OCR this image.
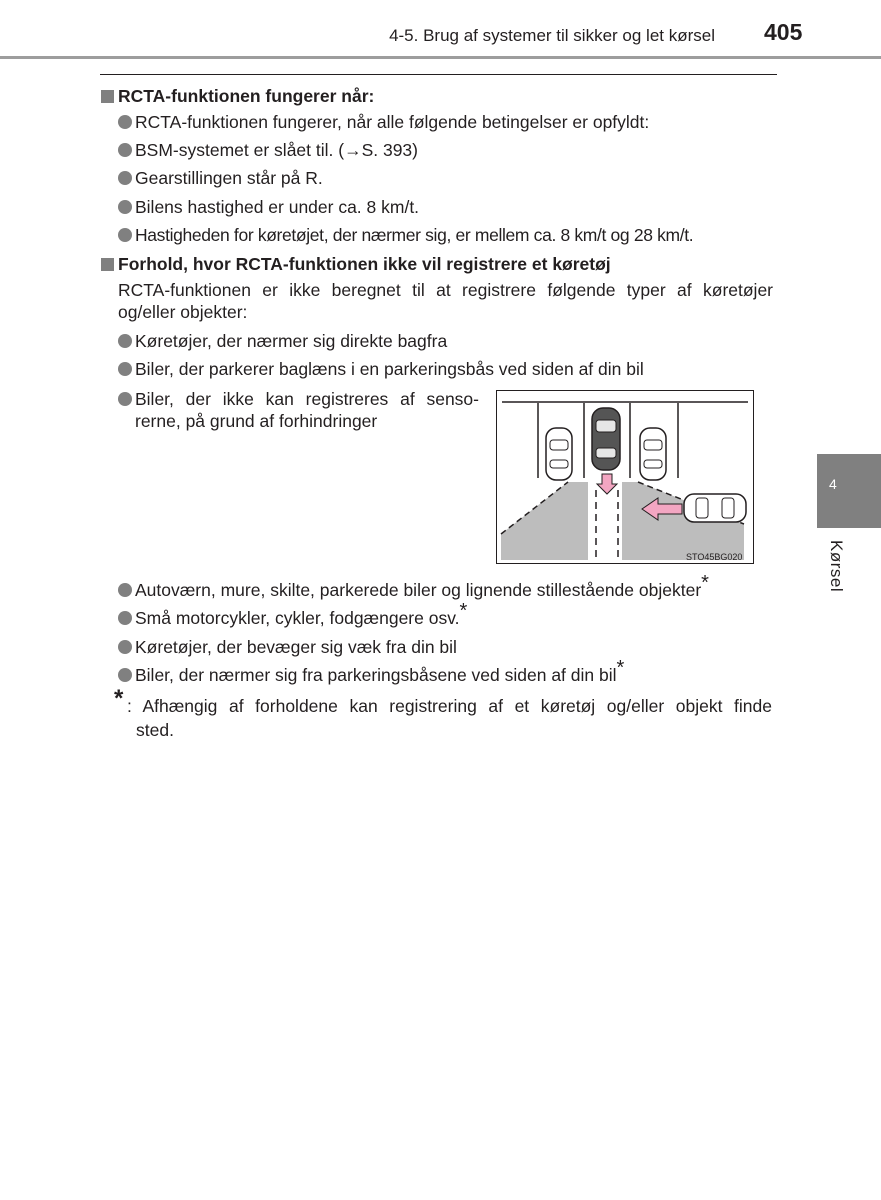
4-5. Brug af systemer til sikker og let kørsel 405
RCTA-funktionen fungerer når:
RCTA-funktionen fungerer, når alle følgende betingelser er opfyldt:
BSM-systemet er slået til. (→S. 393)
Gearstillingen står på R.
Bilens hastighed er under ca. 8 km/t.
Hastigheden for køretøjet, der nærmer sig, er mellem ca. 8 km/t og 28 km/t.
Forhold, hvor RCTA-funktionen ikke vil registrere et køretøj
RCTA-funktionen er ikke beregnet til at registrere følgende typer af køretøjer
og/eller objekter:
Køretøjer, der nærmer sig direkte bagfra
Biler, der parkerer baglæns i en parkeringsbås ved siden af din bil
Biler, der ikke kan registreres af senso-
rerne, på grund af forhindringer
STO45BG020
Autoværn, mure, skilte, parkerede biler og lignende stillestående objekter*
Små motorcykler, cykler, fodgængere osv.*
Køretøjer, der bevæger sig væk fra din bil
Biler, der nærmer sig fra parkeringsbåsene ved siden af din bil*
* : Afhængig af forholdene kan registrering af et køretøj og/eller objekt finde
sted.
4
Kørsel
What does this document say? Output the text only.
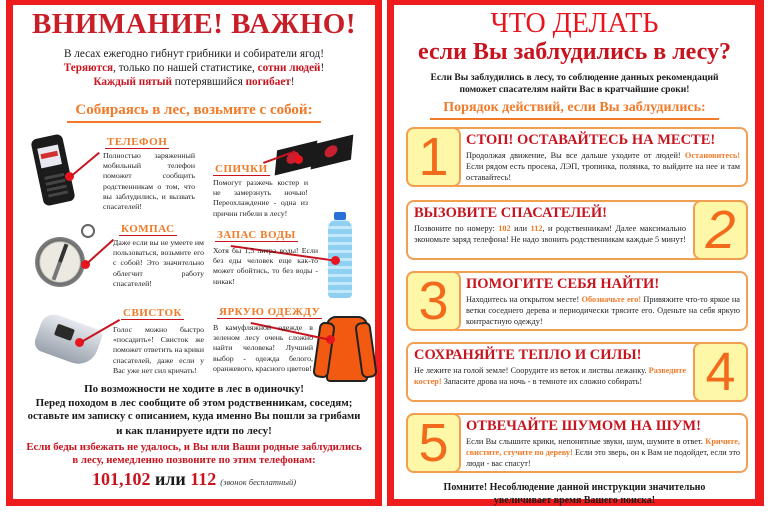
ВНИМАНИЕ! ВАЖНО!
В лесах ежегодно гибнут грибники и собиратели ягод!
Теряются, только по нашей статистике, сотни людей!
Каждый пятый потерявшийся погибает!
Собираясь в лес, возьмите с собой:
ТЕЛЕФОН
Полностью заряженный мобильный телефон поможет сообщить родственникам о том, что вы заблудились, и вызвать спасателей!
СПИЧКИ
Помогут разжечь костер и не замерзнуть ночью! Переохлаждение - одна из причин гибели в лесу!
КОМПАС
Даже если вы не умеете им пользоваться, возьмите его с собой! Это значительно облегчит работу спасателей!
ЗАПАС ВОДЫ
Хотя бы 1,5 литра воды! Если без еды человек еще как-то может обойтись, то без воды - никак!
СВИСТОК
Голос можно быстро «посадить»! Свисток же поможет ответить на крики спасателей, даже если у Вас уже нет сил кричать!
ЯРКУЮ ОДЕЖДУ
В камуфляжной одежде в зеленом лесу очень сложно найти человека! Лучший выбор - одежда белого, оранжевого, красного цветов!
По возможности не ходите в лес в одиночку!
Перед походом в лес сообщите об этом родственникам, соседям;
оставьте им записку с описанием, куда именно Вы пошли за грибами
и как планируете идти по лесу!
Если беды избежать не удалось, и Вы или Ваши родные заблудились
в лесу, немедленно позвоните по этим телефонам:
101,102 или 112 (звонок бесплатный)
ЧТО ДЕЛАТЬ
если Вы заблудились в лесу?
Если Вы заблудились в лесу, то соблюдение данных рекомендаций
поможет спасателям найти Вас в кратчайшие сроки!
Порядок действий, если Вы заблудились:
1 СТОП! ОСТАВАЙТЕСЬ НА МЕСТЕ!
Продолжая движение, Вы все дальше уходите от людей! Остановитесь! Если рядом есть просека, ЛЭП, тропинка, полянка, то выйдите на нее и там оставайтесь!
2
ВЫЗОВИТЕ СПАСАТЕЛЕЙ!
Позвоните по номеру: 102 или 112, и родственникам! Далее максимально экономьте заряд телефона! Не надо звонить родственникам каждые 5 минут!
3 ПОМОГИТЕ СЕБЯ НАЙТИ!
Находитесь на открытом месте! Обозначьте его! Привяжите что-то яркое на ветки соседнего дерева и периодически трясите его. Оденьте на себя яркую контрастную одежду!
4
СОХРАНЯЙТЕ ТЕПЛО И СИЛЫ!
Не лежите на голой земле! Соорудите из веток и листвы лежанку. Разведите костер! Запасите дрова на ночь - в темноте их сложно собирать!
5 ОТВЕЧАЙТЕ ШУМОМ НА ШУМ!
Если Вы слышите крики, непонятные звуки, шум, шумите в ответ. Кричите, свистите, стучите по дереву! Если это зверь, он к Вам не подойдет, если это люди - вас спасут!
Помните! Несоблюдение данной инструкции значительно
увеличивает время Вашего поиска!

.....

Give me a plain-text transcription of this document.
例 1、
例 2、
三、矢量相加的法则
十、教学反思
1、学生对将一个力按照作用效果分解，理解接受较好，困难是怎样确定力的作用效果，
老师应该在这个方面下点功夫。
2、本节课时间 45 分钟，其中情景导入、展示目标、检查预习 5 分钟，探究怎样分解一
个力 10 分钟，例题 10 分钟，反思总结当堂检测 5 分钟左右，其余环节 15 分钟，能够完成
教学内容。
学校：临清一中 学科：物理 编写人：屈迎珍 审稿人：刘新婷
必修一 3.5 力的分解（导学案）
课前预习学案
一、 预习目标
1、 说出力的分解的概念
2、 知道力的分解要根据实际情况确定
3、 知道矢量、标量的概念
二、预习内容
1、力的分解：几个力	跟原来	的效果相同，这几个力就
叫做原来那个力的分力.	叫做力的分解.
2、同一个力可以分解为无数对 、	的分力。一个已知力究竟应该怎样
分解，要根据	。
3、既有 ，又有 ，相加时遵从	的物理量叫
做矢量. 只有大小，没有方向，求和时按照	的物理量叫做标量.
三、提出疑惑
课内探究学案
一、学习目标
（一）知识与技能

.....

> Work instructions
Copy each line of the listing in which the word "людей" can be found.

> Result for this task
Теряются, только по нашей статистике, сотни людей!
Продолжая движение, Вы все дальше уходите от людей! Остановитесь! Если рядом есть просека, ЛЭП, тропинка, полянка, то выйдите на нее и там оставайтесь!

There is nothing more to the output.